(Records from a dataset)
————————
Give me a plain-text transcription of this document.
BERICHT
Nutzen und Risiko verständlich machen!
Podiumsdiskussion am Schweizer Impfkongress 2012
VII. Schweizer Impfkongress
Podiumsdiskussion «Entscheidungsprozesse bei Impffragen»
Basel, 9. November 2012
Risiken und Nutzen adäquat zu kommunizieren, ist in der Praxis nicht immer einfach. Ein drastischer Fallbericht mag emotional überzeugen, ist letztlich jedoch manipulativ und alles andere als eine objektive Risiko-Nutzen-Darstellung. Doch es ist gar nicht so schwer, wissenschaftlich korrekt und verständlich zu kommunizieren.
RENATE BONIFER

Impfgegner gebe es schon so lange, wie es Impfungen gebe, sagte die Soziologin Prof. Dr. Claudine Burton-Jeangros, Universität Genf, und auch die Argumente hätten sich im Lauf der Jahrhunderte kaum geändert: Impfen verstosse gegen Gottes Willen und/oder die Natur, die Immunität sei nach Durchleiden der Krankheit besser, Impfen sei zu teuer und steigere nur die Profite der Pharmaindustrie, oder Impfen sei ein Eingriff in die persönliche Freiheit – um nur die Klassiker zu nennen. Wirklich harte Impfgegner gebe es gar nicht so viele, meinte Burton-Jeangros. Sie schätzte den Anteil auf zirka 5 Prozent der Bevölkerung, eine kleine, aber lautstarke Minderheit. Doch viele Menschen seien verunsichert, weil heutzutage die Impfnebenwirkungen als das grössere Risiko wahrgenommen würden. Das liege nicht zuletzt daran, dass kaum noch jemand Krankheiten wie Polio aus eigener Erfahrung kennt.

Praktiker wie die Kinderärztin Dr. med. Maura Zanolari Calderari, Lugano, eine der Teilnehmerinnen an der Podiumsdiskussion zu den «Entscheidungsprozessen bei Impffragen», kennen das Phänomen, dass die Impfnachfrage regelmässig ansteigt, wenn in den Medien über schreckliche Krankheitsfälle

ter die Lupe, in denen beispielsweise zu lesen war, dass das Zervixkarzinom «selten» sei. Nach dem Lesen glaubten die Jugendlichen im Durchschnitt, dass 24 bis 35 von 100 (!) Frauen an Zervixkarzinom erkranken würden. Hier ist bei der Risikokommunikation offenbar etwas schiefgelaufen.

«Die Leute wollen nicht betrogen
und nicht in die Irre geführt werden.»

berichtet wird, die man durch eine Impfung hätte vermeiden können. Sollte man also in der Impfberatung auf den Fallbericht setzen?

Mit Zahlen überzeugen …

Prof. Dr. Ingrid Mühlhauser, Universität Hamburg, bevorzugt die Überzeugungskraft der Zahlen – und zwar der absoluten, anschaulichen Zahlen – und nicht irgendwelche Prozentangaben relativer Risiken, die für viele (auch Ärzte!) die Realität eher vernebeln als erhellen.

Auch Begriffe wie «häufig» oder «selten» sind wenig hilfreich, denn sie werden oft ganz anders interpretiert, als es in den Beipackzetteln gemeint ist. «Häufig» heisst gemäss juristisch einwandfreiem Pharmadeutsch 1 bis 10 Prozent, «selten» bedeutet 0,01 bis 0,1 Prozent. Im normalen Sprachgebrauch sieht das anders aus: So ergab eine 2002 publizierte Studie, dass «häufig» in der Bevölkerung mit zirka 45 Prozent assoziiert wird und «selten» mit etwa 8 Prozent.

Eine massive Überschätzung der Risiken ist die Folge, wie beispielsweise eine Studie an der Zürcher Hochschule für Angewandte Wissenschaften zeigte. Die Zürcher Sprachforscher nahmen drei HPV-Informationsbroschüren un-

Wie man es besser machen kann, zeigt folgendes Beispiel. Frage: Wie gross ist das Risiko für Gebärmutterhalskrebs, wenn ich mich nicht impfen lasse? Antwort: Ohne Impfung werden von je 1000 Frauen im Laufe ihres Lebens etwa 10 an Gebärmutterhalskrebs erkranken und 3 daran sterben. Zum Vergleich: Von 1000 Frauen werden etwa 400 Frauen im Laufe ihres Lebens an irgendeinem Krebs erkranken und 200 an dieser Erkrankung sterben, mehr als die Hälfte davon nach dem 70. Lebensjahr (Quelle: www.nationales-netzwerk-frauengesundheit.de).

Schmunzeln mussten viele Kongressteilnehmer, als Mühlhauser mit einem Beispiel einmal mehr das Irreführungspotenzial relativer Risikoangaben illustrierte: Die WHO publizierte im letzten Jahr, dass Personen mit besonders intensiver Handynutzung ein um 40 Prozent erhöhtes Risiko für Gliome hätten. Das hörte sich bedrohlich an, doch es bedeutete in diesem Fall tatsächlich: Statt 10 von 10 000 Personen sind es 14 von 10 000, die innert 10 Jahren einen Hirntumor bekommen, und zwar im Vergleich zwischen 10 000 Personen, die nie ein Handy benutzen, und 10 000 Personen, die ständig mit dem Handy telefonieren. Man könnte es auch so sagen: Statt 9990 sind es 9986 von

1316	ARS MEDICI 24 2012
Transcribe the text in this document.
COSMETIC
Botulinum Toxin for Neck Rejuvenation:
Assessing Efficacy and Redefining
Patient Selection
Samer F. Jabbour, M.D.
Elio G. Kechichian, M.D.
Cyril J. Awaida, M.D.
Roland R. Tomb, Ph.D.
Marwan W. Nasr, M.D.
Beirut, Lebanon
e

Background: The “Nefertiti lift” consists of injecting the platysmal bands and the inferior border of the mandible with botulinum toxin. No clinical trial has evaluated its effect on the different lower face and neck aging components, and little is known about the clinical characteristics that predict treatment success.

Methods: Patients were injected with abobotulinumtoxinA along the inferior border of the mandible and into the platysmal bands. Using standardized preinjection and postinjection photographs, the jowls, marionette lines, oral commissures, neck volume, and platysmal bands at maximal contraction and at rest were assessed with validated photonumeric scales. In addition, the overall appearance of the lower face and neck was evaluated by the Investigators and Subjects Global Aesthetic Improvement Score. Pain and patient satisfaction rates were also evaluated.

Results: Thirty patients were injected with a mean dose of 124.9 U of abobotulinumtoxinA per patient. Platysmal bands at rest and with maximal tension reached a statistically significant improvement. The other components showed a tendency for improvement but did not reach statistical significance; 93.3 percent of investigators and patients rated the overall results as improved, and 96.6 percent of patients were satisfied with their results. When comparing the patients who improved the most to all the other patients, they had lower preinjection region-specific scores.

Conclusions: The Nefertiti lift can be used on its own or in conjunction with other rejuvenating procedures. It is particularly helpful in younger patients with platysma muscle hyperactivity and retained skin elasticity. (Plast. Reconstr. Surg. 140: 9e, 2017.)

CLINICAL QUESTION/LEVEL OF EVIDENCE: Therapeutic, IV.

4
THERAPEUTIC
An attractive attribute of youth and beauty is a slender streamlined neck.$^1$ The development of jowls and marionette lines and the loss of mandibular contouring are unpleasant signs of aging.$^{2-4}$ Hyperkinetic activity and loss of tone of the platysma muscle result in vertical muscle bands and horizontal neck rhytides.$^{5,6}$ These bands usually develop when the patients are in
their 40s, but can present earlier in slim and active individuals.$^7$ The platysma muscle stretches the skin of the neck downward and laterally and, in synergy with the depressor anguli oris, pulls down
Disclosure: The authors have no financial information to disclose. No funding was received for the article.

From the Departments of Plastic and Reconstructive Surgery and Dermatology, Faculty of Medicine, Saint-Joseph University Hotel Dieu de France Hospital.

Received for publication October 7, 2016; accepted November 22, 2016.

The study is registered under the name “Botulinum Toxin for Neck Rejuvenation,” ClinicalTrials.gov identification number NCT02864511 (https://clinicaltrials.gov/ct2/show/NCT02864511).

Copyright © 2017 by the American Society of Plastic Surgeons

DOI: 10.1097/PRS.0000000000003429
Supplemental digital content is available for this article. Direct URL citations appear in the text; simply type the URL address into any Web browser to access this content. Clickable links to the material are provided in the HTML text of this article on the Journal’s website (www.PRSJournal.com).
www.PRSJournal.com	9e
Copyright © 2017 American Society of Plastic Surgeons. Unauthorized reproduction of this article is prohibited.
————————
### The task
Only lines containing the string "Rejuvenation" are needed. Pull each of them out of the records above.

### Answer space
Botulinum Toxin for Neck Rejuvenation:
The study is registered under the name “Botulinum Toxin for Neck Rejuvenation,” ClinicalTrials.gov identification number NCT02864511 (https://clinicaltrials.gov/ct2/show/NCT02864511).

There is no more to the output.